To be done
Check every line below for the word "Banks" and copy each one that has it.

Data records
══════════════════════════════

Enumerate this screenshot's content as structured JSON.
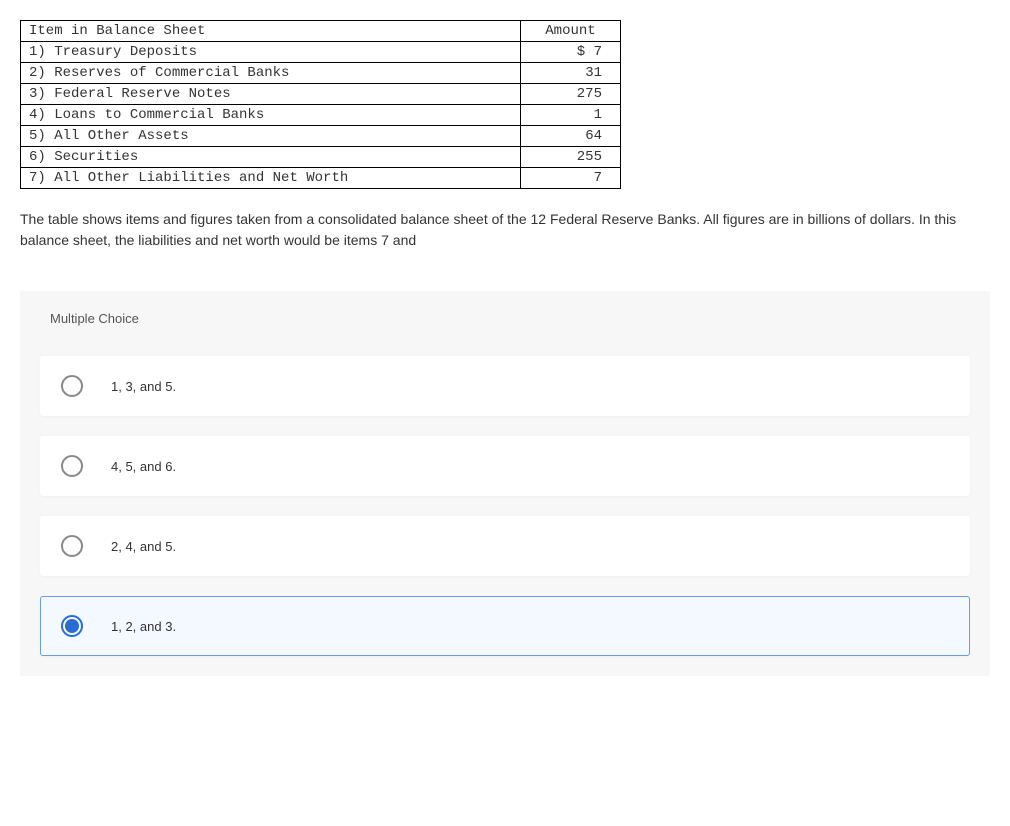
{
  "table": {
    "headers": {
      "item": "Item in Balance Sheet",
      "amount": "Amount"
    },
    "rows": [
      {
        "item": "1) Treasury Deposits",
        "amount": "$ 7"
      },
      {
        "item": "2) Reserves of Commercial Banks",
        "amount": "31"
      },
      {
        "item": "3) Federal Reserve Notes",
        "amount": "275"
      },
      {
        "item": "4) Loans to Commercial Banks",
        "amount": "1"
      },
      {
        "item": "5) All Other Assets",
        "amount": "64"
      },
      {
        "item": "6) Securities",
        "amount": "255"
      },
      {
        "item": "7) All Other Liabilities and Net Worth",
        "amount": "7"
      }
    ]
  },
  "question": "The table shows items and figures taken from a consolidated balance sheet of the 12 Federal Reserve Banks. All figures are in billions of dollars. In this balance sheet, the liabilities and net worth would be items 7 and",
  "mc": {
    "title": "Multiple Choice",
    "options": [
      {
        "label": "1, 3, and 5.",
        "selected": false
      },
      {
        "label": "4, 5, and 6.",
        "selected": false
      },
      {
        "label": "2, 4, and 5.",
        "selected": false
      },
      {
        "label": "1, 2, and 3.",
        "selected": true
      }
    ]
  }
}
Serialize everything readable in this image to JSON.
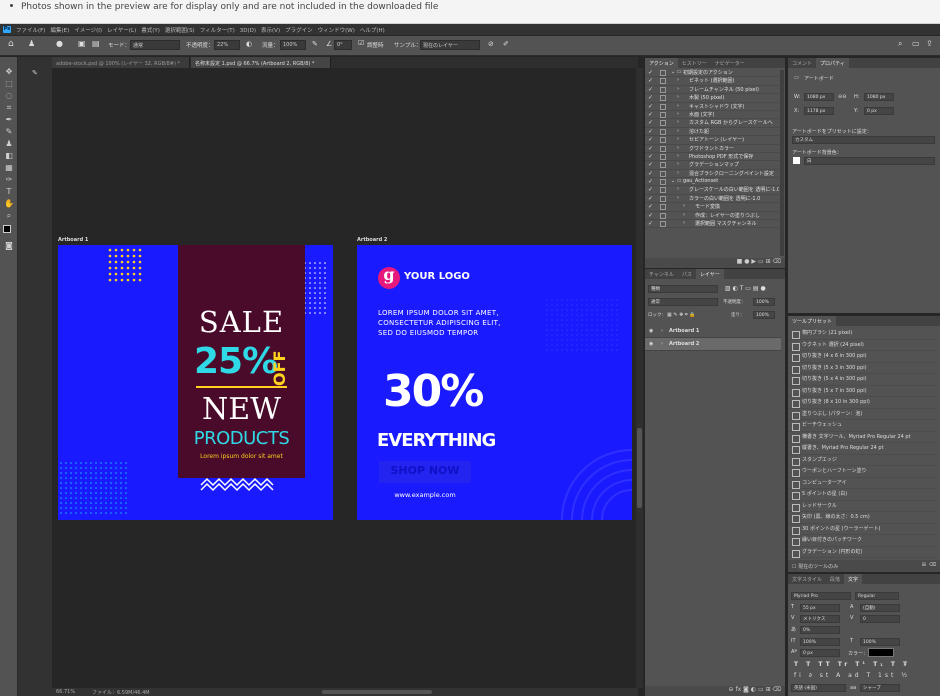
{
  "notice": "Photos shown in the preview are for display only and are not included in the downloaded file",
  "app_logo": "Ps",
  "menu": [
    "ファイル(F)",
    "編集(E)",
    "イメージ(I)",
    "レイヤー(L)",
    "書式(Y)",
    "選択範囲(S)",
    "フィルター(T)",
    "3D(D)",
    "表示(V)",
    "プラグイン",
    "ウィンドウ(W)",
    "ヘルプ(H)"
  ],
  "options": {
    "mode_label": "モード：",
    "mode_value": "通常",
    "opacity_label": "不透明度：",
    "opacity_value": "22%",
    "flow_label": "流量：",
    "flow_value": "100%",
    "angle_value": "0°",
    "align_label": "調整時",
    "sample_label": "サンプル：",
    "sample_value": "現在のレイヤー"
  },
  "doc_tabs": [
    {
      "label": "adobe-stock.psd @ 100% (レイヤー 32, RGB/8#) *"
    },
    {
      "label": "名称未設定 1.psd @ 66.7% (Artboard 2, RGB/8) *"
    }
  ],
  "artboard1": {
    "label": "Artboard 1",
    "sale": "SALE",
    "percent": "25%",
    "off": "OFF",
    "new": "NEW",
    "products": "PRODUCTS",
    "lorem": "Lorem ipsum dolor sit amet"
  },
  "artboard2": {
    "label": "Artboard 2",
    "logo_letter": "g",
    "logo_text": "YOUR LOGO",
    "lorem": "LOREM IPSUM DOLOR SIT AMET, CONSECTETUR ADIPISCING ELIT, SED DO EIUSMOD TEMPOR",
    "percent": "30%",
    "everything": "EVERYTHING",
    "shop_now": "SHOP NOW",
    "url": "www.example.com"
  },
  "status": {
    "zoom": "66.71%",
    "doc": "ファイル：6.59M/46.4M"
  },
  "actions_panel": {
    "tabs": [
      "アクション",
      "ヒストリー",
      "ナビゲーター"
    ],
    "rows": [
      "初期設定のアクション",
      "ビネット (選択範囲)",
      "フレームチャンネル (50 pixel)",
      "木製 (50 pixel)",
      "キャストシャドウ (文字)",
      "水面 (文字)",
      "カスタム RGB からグレースケールへ",
      "溶けた鉛",
      "セピアトーン (レイヤー)",
      "クワドラントカラー",
      "Photoshop PDF 形式で保存",
      "グラデーションマップ",
      "混合ブラシクローニングペイント設定",
      "gau_Actionset",
      "グレースケールの白い範囲を 透明に-1.0",
      "カラーの白い範囲を 透明に-1.0",
      "モード変換",
      "作成：レイヤーの塗りつぶし",
      "選択範囲 マスクチャンネル"
    ]
  },
  "properties_panel": {
    "tabs": [
      "コメント",
      "プロパティ"
    ],
    "title": "アートボード",
    "w_label": "W:",
    "w_value": "1080 px",
    "h_label": "H:",
    "h_value": "1080 px",
    "x_label": "X:",
    "x_value": "1178 px",
    "y_label": "Y:",
    "y_value": "0 px",
    "preset_label": "アートボードをプリセットに設定：",
    "preset_value": "カスタム",
    "bg_label": "アートボード背景色：",
    "bg_value": "白"
  },
  "layers_panel": {
    "tabs": [
      "チャンネル",
      "パス",
      "レイヤー"
    ],
    "search": "種類",
    "blend": "通常",
    "opacity_label": "不透明度：",
    "opacity_value": "100%",
    "lock_label": "ロック：",
    "fill_label": "塗り：",
    "fill_value": "100%",
    "layers": [
      "Artboard 1",
      "Artboard 2"
    ]
  },
  "tool_presets": {
    "title": "ツールプリセット",
    "items": [
      "楕円ブラシ (21 pixel)",
      "ウクネット 選択 (24 pixel)",
      "切り抜き (4 x 6 in 300 ppi)",
      "切り抜き (5 x 3 in 300 ppi)",
      "切り抜き (5 x 4 in 300 ppi)",
      "切り抜き (5 x 7 in 300 ppi)",
      "切り抜き (8 x 10 in 300 ppi)",
      "塗りつぶし (パターン：泡)",
      "ビーチウェッシュ",
      "横書き 文字ツール、Myriad Pro Regular 24 pt",
      "縦書き、Myriad Pro Regular 24 pt",
      "スタンプエッジ",
      "ウーポンとハーフトーン塗り",
      "コンピューターアイ",
      "5 ポイントの星 (白)",
      "レッドサークル",
      "矢印 (黒、線の太さ：0.5 cm)",
      "30 ポイントの星 (ウーラーゲート)",
      "縁い目付きのパッチワーク",
      "グラデーション (円形の虹)"
    ],
    "footer": "現在のツールのみ"
  },
  "character_panel": {
    "tabs": [
      "文字スタイル",
      "段落",
      "文字"
    ],
    "font": "Myriad Pro",
    "style": "Regular",
    "size": "55 px",
    "leading": "(自動)",
    "kerning": "メトリクス",
    "tracking": "0",
    "vscale": "0%",
    "hscale_v": "100%",
    "hscale_h": "100%",
    "baseline": "0 px",
    "color_label": "カラー：",
    "lang": "英語 (米国)",
    "aa": "シャープ"
  }
}
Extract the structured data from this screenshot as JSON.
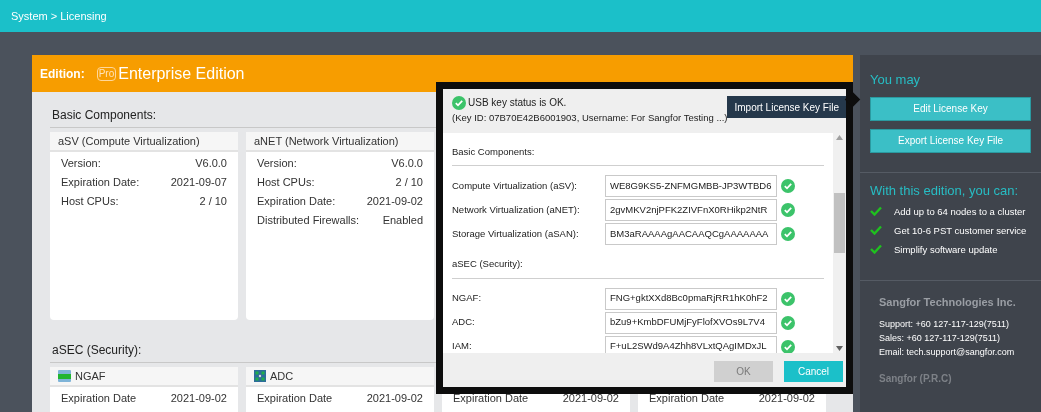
{
  "breadcrumb": "System > Licensing",
  "edition": {
    "label": "Edition:",
    "badge": "Pro",
    "name": "Enterprise Edition"
  },
  "sections": [
    {
      "title": "Basic Components:",
      "cards": [
        {
          "title": "aSV (Compute Virtualization)",
          "rows": [
            {
              "label": "Version:",
              "value": "V6.0.0"
            },
            {
              "label": "Expiration Date:",
              "value": "2021-09-07"
            },
            {
              "label": "Host CPUs:",
              "value": "2 / 10"
            }
          ]
        },
        {
          "title": "aNET (Network Virtualization)",
          "rows": [
            {
              "label": "Version:",
              "value": "V6.0.0"
            },
            {
              "label": "Host CPUs:",
              "value": "2 / 10"
            },
            {
              "label": "Expiration Date:",
              "value": "2021-09-02"
            },
            {
              "label": "Distributed Firewalls:",
              "value": "Enabled"
            }
          ]
        }
      ]
    },
    {
      "title": "aSEC (Security):",
      "cards": [
        {
          "title": "NGAF",
          "rows": [
            {
              "label": "Expiration Date",
              "value": "2021-09-02"
            }
          ]
        },
        {
          "title": "ADC",
          "rows": [
            {
              "label": "Expiration Date",
              "value": "2021-09-02"
            }
          ]
        },
        {
          "rows": [
            {
              "label": "Expiration Date",
              "value": "2021-09-02"
            }
          ]
        },
        {
          "rows": [
            {
              "label": "Expiration Date",
              "value": "2021-09-02"
            }
          ]
        }
      ]
    }
  ],
  "dialog": {
    "status": "USB key status is OK.",
    "detail": "(Key ID: 07B70E42B6001903, Username: For Sangfor Testing ...)",
    "import_button": "Import License Key File",
    "groups": [
      {
        "title": "Basic Components:",
        "keys": [
          {
            "label": "Compute Virtualization (aSV):",
            "value": "WE8G9KS5-ZNFMGMBB-JP3WTBD6",
            "valid": true
          },
          {
            "label": "Network Virtualization (aNET):",
            "value": "2gvMKV2njPFK2ZIVFnX0RHikp2NtR",
            "valid": true
          },
          {
            "label": "Storage Virtualization (aSAN):",
            "value": "BM3aRAAAAgAACAAQCgAAAAAAA",
            "valid": true
          }
        ]
      },
      {
        "title": "aSEC (Security):",
        "keys": [
          {
            "label": "NGAF:",
            "value": "FNG+gktXXd8Bc0pmaRjRR1hK0hF2",
            "valid": true
          },
          {
            "label": "ADC:",
            "value": "bZu9+KmbDFUMjFyFlofXVOs9L7V4",
            "valid": true
          },
          {
            "label": "IAM:",
            "value": "F+uL2SWd9A4Zhh8VLxtQAgIMDxJL",
            "valid": true
          }
        ]
      }
    ],
    "buttons": [
      {
        "label": "OK",
        "disabled": true
      },
      {
        "label": "Cancel",
        "disabled": false
      }
    ]
  },
  "sidebar": {
    "title": "You may",
    "actions": [
      "Edit License Key",
      "Export License Key File"
    ],
    "features_title": "With this edition, you can:",
    "features": [
      "Add up to 64 nodes to a cluster",
      "Get 10-6 PST customer service",
      "Simplify software update"
    ],
    "company": "Sangfor Technologies Inc.",
    "contacts": [
      "Support: +60 127-117-129(7511)",
      "Sales: +60 127-117-129(7511)",
      "Email: tech.support@sangfor.com"
    ],
    "next_company": "Sangfor (P.R.C)"
  }
}
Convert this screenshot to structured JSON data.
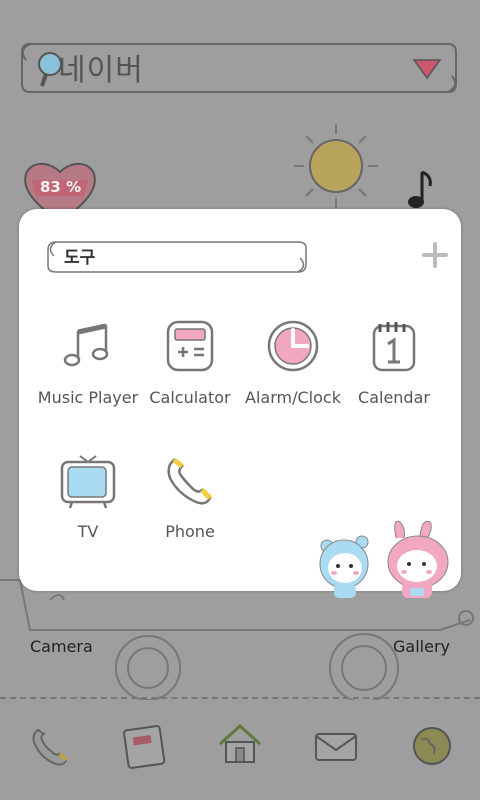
{
  "search": {
    "text": "네이버"
  },
  "battery": {
    "percent_text": "83 %"
  },
  "home": {
    "camera_label": "Camera",
    "gallery_label": "Gallery"
  },
  "folder": {
    "name": "도구",
    "apps": [
      {
        "label": "Music Player",
        "icon": "music-note-icon"
      },
      {
        "label": "Calculator",
        "icon": "calculator-icon"
      },
      {
        "label": "Alarm/Clock",
        "icon": "clock-icon"
      },
      {
        "label": "Calendar",
        "icon": "calendar-icon"
      },
      {
        "label": "TV",
        "icon": "tv-icon"
      },
      {
        "label": "Phone",
        "icon": "phone-icon"
      }
    ]
  },
  "dock": {
    "icons": [
      "phone-icon",
      "contacts-book-icon",
      "home-icon",
      "mail-icon",
      "browser-globe-icon"
    ]
  },
  "colors": {
    "accent_pink": "#f2a7c3",
    "accent_blue": "#a9dcf2",
    "sun_yellow": "#f1cf3f",
    "overlay": "#9e9e9e"
  }
}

══════════════════════════════

Written response
        "item": "2) Reserves of Commercial Banks",
        "item": "4) Loans to Commercial Banks",
  "question": "The table shows items and figures taken from a consolidated balance sheet of the 12 Federal Reserve Banks. All figures are in billions of dollars. In this balance sheet, the liabilities and net worth would be items 7 and",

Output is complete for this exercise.